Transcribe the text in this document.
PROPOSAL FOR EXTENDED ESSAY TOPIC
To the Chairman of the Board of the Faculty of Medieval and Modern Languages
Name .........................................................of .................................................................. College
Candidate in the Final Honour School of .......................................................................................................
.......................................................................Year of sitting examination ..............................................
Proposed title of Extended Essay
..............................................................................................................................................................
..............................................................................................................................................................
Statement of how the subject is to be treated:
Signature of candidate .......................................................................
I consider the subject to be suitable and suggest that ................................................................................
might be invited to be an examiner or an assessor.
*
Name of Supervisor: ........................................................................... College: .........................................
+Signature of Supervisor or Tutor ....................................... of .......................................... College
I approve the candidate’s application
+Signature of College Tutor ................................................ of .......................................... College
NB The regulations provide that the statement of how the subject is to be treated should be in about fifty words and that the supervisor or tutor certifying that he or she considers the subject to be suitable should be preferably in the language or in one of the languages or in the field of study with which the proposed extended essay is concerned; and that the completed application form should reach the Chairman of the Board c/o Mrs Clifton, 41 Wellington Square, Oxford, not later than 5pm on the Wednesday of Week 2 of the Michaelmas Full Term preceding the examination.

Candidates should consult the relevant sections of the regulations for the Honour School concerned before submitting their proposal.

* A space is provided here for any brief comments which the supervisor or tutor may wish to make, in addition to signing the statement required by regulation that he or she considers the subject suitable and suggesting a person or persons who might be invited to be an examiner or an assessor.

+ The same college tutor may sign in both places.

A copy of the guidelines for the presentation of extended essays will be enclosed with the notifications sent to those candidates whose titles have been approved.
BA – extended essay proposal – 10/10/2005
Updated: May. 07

----

**GIVEN REQUEST**
Repeat the records above in full, character for character.

**RESPONSE TO THE TASK**
Transcribe the text in this document.
PROPOSAL FOR EXTENDED ESSAY TOPIC
To the Chairman of the Board of the Faculty of Medieval and Modern Languages
Name .........................................................of .................................................................. College
Candidate in the Final Honour School of .......................................................................................................
.......................................................................Year of sitting examination ..............................................
Proposed title of Extended Essay
..............................................................................................................................................................
..............................................................................................................................................................
Statement of how the subject is to be treated:
Signature of candidate .......................................................................
I consider the subject to be suitable and suggest that ................................................................................
might be invited to be an examiner or an assessor.
*
Name of Supervisor: ........................................................................... College: .........................................
+Signature of Supervisor or Tutor ....................................... of .......................................... College
I approve the candidate’s application
+Signature of College Tutor ................................................ of .......................................... College
NB The regulations provide that the statement of how the subject is to be treated should be in about fifty words and that the supervisor or tutor certifying that he or she considers the subject to be suitable should be preferably in the language or in one of the languages or in the field of study with which the proposed extended essay is concerned; and that the completed application form should reach the Chairman of the Board c/o Mrs Clifton, 41 Wellington Square, Oxford, not later than 5pm on the Wednesday of Week 2 of the Michaelmas Full Term preceding the examination.

Candidates should consult the relevant sections of the regulations for the Honour School concerned before submitting their proposal.

* A space is provided here for any brief comments which the supervisor or tutor may wish to make, in addition to signing the statement required by regulation that he or she considers the subject suitable and suggesting a person or persons who might be invited to be an examiner or an assessor.

+ The same college tutor may sign in both places.

A copy of the guidelines for the presentation of extended essays will be enclosed with the notifications sent to those candidates whose titles have been approved.
BA – extended essay proposal – 10/10/2005
Updated: May. 07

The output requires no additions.